WHAT YOU SHOULD DO » Please return the full listing below without altering anything.
* Start STORED RECORDS *
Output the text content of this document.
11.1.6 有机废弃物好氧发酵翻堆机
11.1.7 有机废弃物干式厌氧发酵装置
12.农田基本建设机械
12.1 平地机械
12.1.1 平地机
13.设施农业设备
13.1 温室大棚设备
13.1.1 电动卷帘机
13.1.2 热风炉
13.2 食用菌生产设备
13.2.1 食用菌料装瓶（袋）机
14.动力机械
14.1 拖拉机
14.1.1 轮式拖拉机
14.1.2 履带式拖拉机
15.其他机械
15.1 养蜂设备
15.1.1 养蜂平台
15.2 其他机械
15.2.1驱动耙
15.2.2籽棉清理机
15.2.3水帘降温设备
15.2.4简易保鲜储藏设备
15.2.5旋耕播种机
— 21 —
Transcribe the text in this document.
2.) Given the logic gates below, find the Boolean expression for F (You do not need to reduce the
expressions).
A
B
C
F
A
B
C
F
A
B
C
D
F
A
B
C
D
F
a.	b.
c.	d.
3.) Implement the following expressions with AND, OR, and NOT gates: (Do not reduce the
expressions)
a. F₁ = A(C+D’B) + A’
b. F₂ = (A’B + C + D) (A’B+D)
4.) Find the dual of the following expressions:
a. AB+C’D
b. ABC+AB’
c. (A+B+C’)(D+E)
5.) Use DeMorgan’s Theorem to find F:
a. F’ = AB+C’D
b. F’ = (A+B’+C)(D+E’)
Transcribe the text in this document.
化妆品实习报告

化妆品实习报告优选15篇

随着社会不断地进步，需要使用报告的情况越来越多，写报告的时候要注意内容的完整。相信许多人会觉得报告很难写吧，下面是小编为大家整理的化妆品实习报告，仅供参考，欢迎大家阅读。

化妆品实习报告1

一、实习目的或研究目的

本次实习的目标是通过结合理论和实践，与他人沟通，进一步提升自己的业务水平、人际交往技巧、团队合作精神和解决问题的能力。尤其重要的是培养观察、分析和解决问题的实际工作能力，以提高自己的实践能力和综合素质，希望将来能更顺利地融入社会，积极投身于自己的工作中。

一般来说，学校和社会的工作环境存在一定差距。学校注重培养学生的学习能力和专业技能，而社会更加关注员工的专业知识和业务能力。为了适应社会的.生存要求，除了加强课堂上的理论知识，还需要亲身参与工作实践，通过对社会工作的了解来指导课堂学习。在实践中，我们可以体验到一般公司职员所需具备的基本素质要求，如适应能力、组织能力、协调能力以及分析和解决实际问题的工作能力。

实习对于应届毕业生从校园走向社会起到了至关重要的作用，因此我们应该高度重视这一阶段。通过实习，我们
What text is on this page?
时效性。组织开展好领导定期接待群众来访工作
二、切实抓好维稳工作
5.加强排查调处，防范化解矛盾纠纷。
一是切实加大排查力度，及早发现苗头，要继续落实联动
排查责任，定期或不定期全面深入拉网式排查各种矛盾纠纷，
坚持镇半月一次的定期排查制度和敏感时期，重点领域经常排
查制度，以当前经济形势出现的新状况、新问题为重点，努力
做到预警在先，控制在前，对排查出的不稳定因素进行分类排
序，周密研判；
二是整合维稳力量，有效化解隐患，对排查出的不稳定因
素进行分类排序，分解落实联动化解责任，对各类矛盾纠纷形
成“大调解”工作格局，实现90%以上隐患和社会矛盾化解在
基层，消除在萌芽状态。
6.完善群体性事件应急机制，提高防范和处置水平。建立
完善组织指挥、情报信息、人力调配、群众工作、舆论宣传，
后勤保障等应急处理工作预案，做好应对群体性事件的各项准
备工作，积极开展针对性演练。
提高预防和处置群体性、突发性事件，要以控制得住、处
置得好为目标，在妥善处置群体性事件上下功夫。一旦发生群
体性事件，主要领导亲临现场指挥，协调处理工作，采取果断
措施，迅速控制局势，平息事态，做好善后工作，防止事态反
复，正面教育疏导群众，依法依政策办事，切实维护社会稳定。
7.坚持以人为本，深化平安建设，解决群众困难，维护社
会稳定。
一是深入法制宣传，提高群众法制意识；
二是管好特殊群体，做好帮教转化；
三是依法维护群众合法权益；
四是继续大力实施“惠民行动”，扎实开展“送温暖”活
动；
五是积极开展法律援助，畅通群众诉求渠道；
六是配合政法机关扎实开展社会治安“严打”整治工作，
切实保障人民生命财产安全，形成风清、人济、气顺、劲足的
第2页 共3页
* End STORED RECORDS *
EXERCISE RESPONSE »
Output the text content of this document.
11.1.6 有机废弃物好氧发酵翻堆机
11.1.7 有机废弃物干式厌氧发酵装置
12.农田基本建设机械
12.1 平地机械
12.1.1 平地机
13.设施农业设备
13.1 温室大棚设备
13.1.1 电动卷帘机
13.1.2 热风炉
13.2 食用菌生产设备
13.2.1 食用菌料装瓶（袋）机
14.动力机械
14.1 拖拉机
14.1.1 轮式拖拉机
14.1.2 履带式拖拉机
15.其他机械
15.1 养蜂设备
15.1.1 养蜂平台
15.2 其他机械
15.2.1驱动耙
15.2.2籽棉清理机
15.2.3水帘降温设备
15.2.4简易保鲜储藏设备
15.2.5旋耕播种机
— 21 —
Transcribe the text in this document.
2.) Given the logic gates below, find the Boolean expression for F (You do not need to reduce the
expressions).
A
B
C
F
A
B
C
F
A
B
C
D
F
A
B
C
D
F
a.	b.
c.	d.
3.) Implement the following expressions with AND, OR, and NOT gates: (Do not reduce the
expressions)
a. F₁ = A(C+D’B) + A’
b. F₂ = (A’B + C + D) (A’B+D)
4.) Find the dual of the following expressions:
a. AB+C’D
b. ABC+AB’
c. (A+B+C’)(D+E)
5.) Use DeMorgan’s Theorem to find F:
a. F’ = AB+C’D
b. F’ = (A+B’+C)(D+E’)
Transcribe the text in this document.
化妆品实习报告

化妆品实习报告优选15篇

随着社会不断地进步，需要使用报告的情况越来越多，写报告的时候要注意内容的完整。相信许多人会觉得报告很难写吧，下面是小编为大家整理的化妆品实习报告，仅供参考，欢迎大家阅读。

化妆品实习报告1

一、实习目的或研究目的

本次实习的目标是通过结合理论和实践，与他人沟通，进一步提升自己的业务水平、人际交往技巧、团队合作精神和解决问题的能力。尤其重要的是培养观察、分析和解决问题的实际工作能力，以提高自己的实践能力和综合素质，希望将来能更顺利地融入社会，积极投身于自己的工作中。

一般来说，学校和社会的工作环境存在一定差距。学校注重培养学生的学习能力和专业技能，而社会更加关注员工的专业知识和业务能力。为了适应社会的.生存要求，除了加强课堂上的理论知识，还需要亲身参与工作实践，通过对社会工作的了解来指导课堂学习。在实践中，我们可以体验到一般公司职员所需具备的基本素质要求，如适应能力、组织能力、协调能力以及分析和解决实际问题的工作能力。

实习对于应届毕业生从校园走向社会起到了至关重要的作用，因此我们应该高度重视这一阶段。通过实习，我们
What text is on this page?
时效性。组织开展好领导定期接待群众来访工作
二、切实抓好维稳工作
5.加强排查调处，防范化解矛盾纠纷。
一是切实加大排查力度，及早发现苗头，要继续落实联动
排查责任，定期或不定期全面深入拉网式排查各种矛盾纠纷，
坚持镇半月一次的定期排查制度和敏感时期，重点领域经常排
查制度，以当前经济形势出现的新状况、新问题为重点，努力
做到预警在先，控制在前，对排查出的不稳定因素进行分类排
序，周密研判；
二是整合维稳力量，有效化解隐患，对排查出的不稳定因
素进行分类排序，分解落实联动化解责任，对各类矛盾纠纷形
成“大调解”工作格局，实现90%以上隐患和社会矛盾化解在
基层，消除在萌芽状态。
6.完善群体性事件应急机制，提高防范和处置水平。建立
完善组织指挥、情报信息、人力调配、群众工作、舆论宣传，
后勤保障等应急处理工作预案，做好应对群体性事件的各项准
备工作，积极开展针对性演练。
提高预防和处置群体性、突发性事件，要以控制得住、处
置得好为目标，在妥善处置群体性事件上下功夫。一旦发生群
体性事件，主要领导亲临现场指挥，协调处理工作，采取果断
措施，迅速控制局势，平息事态，做好善后工作，防止事态反
复，正面教育疏导群众，依法依政策办事，切实维护社会稳定。
7.坚持以人为本，深化平安建设，解决群众困难，维护社
会稳定。
一是深入法制宣传，提高群众法制意识；
二是管好特殊群体，做好帮教转化；
三是依法维护群众合法权益；
四是继续大力实施“惠民行动”，扎实开展“送温暖”活
动；
五是积极开展法律援助，畅通群众诉求渠道；
六是配合政法机关扎实开展社会治安“严打”整治工作，
切实保障人民生命财产安全，形成风清、人济、气顺、劲足的
第2页 共3页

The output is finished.